## Begin Input
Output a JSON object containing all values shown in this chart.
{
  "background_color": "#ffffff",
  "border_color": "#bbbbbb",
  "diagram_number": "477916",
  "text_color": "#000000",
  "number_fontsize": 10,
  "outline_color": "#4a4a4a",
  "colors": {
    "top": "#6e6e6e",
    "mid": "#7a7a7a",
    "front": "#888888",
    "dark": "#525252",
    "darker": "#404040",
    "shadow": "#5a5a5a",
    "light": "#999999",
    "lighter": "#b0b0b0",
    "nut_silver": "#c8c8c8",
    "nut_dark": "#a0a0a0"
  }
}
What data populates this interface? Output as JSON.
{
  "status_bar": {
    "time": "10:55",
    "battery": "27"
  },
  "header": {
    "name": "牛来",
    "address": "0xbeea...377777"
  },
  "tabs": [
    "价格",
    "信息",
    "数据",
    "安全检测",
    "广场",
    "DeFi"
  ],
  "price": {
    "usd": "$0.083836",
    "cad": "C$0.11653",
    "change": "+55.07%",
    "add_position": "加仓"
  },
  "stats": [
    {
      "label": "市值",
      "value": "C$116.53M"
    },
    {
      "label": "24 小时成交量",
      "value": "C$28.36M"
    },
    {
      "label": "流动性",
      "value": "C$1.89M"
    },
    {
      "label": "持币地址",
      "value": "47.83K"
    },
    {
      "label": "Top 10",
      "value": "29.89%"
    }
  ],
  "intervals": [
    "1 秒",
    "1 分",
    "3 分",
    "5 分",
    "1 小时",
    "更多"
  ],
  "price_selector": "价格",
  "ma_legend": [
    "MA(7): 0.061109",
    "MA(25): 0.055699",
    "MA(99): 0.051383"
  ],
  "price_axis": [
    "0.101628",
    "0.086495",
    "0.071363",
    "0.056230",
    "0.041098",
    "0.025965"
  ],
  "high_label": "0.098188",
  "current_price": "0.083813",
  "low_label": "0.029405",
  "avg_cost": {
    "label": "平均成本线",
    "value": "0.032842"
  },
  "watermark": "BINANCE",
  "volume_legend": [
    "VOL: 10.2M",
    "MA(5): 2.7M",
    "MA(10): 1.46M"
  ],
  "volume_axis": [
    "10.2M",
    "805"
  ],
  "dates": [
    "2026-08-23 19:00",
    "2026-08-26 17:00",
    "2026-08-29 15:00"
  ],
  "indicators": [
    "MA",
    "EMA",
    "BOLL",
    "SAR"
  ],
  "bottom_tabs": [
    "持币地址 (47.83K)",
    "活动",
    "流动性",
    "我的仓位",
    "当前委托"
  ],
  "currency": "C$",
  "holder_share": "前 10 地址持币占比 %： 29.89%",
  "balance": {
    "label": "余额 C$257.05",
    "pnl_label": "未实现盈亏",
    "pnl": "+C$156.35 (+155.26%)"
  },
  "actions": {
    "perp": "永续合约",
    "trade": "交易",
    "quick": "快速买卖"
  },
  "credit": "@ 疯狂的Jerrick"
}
## End Input
[Instruction]:
Would you reproduce the material above in full, exactly as given?

[Exercise solution]:
Output a JSON object containing all values shown in this chart.
{
  "background_color": "#ffffff",
  "border_color": "#bbbbbb",
  "diagram_number": "477916",
  "text_color": "#000000",
  "number_fontsize": 10,
  "outline_color": "#4a4a4a",
  "colors": {
    "top": "#6e6e6e",
    "mid": "#7a7a7a",
    "front": "#888888",
    "dark": "#525252",
    "darker": "#404040",
    "shadow": "#5a5a5a",
    "light": "#999999",
    "lighter": "#b0b0b0",
    "nut_silver": "#c8c8c8",
    "nut_dark": "#a0a0a0"
  }
}
What data populates this interface? Output as JSON.
{
  "status_bar": {
    "time": "10:55",
    "battery": "27"
  },
  "header": {
    "name": "牛来",
    "address": "0xbeea...377777"
  },
  "tabs": [
    "价格",
    "信息",
    "数据",
    "安全检测",
    "广场",
    "DeFi"
  ],
  "price": {
    "usd": "$0.083836",
    "cad": "C$0.11653",
    "change": "+55.07%",
    "add_position": "加仓"
  },
  "stats": [
    {
      "label": "市值",
      "value": "C$116.53M"
    },
    {
      "label": "24 小时成交量",
      "value": "C$28.36M"
    },
    {
      "label": "流动性",
      "value": "C$1.89M"
    },
    {
      "label": "持币地址",
      "value": "47.83K"
    },
    {
      "label": "Top 10",
      "value": "29.89%"
    }
  ],
  "intervals": [
    "1 秒",
    "1 分",
    "3 分",
    "5 分",
    "1 小时",
    "更多"
  ],
  "price_selector": "价格",
  "ma_legend": [
    "MA(7): 0.061109",
    "MA(25): 0.055699",
    "MA(99): 0.051383"
  ],
  "price_axis": [
    "0.101628",
    "0.086495",
    "0.071363",
    "0.056230",
    "0.041098",
    "0.025965"
  ],
  "high_label": "0.098188",
  "current_price": "0.083813",
  "low_label": "0.029405",
  "avg_cost": {
    "label": "平均成本线",
    "value": "0.032842"
  },
  "watermark": "BINANCE",
  "volume_legend": [
    "VOL: 10.2M",
    "MA(5): 2.7M",
    "MA(10): 1.46M"
  ],
  "volume_axis": [
    "10.2M",
    "805"
  ],
  "dates": [
    "2026-08-23 19:00",
    "2026-08-26 17:00",
    "2026-08-29 15:00"
  ],
  "indicators": [
    "MA",
    "EMA",
    "BOLL",
    "SAR"
  ],
  "bottom_tabs": [
    "持币地址 (47.83K)",
    "活动",
    "流动性",
    "我的仓位",
    "当前委托"
  ],
  "currency": "C$",
  "holder_share": "前 10 地址持币占比 %： 29.89%",
  "balance": {
    "label": "余额 C$257.05",
    "pnl_label": "未实现盈亏",
    "pnl": "+C$156.35 (+155.26%)"
  },
  "actions": {
    "perp": "永续合约",
    "trade": "交易",
    "quick": "快速买卖"
  },
  "credit": "@ 疯狂的Jerrick"
}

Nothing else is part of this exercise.